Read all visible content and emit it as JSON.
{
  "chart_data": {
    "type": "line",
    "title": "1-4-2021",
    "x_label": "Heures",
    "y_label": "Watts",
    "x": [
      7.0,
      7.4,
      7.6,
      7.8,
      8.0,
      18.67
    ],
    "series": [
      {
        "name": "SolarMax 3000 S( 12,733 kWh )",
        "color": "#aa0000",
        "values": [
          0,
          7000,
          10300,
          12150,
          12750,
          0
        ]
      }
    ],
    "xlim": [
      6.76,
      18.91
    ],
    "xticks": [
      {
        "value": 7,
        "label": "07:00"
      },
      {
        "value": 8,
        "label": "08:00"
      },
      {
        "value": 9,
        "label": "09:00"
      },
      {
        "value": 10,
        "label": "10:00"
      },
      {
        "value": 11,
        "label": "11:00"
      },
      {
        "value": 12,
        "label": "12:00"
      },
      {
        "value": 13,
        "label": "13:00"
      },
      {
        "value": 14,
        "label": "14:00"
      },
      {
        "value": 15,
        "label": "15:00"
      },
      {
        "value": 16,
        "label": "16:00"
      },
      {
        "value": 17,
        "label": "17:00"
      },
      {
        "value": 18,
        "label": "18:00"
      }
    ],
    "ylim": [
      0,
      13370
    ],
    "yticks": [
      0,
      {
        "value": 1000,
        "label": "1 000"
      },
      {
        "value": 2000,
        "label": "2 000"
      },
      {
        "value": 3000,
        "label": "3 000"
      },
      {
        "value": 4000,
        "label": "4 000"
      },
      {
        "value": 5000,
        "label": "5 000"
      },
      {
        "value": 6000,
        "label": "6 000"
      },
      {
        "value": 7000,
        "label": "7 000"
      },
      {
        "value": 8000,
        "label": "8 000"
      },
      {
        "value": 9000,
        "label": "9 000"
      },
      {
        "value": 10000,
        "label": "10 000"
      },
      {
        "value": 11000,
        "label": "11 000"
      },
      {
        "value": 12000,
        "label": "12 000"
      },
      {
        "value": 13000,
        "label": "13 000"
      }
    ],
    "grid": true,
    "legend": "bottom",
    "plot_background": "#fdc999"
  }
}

====

Every line above should be retyped exactly as given.

### Result of the exercise
Read all visible content and emit it as JSON.
{
  "chart_data": {
    "type": "line",
    "title": "1-4-2021",
    "x_label": "Heures",
    "y_label": "Watts",
    "x": [
      7.0,
      7.4,
      7.6,
      7.8,
      8.0,
      18.67
    ],
    "series": [
      {
        "name": "SolarMax 3000 S( 12,733 kWh )",
        "color": "#aa0000",
        "values": [
          0,
          7000,
          10300,
          12150,
          12750,
          0
        ]
      }
    ],
    "xlim": [
      6.76,
      18.91
    ],
    "xticks": [
      {
        "value": 7,
        "label": "07:00"
      },
      {
        "value": 8,
        "label": "08:00"
      },
      {
        "value": 9,
        "label": "09:00"
      },
      {
        "value": 10,
        "label": "10:00"
      },
      {
        "value": 11,
        "label": "11:00"
      },
      {
        "value": 12,
        "label": "12:00"
      },
      {
        "value": 13,
        "label": "13:00"
      },
      {
        "value": 14,
        "label": "14:00"
      },
      {
        "value": 15,
        "label": "15:00"
      },
      {
        "value": 16,
        "label": "16:00"
      },
      {
        "value": 17,
        "label": "17:00"
      },
      {
        "value": 18,
        "label": "18:00"
      }
    ],
    "ylim": [
      0,
      13370
    ],
    "yticks": [
      0,
      {
        "value": 1000,
        "label": "1 000"
      },
      {
        "value": 2000,
        "label": "2 000"
      },
      {
        "value": 3000,
        "label": "3 000"
      },
      {
        "value": 4000,
        "label": "4 000"
      },
      {
        "value": 5000,
        "label": "5 000"
      },
      {
        "value": 6000,
        "label": "6 000"
      },
      {
        "value": 7000,
        "label": "7 000"
      },
      {
        "value": 8000,
        "label": "8 000"
      },
      {
        "value": 9000,
        "label": "9 000"
      },
      {
        "value": 10000,
        "label": "10 000"
      },
      {
        "value": 11000,
        "label": "11 000"
      },
      {
        "value": 12000,
        "label": "12 000"
      },
      {
        "value": 13000,
        "label": "13 000"
      }
    ],
    "grid": true,
    "legend": "bottom",
    "plot_background": "#fdc999"
  }
}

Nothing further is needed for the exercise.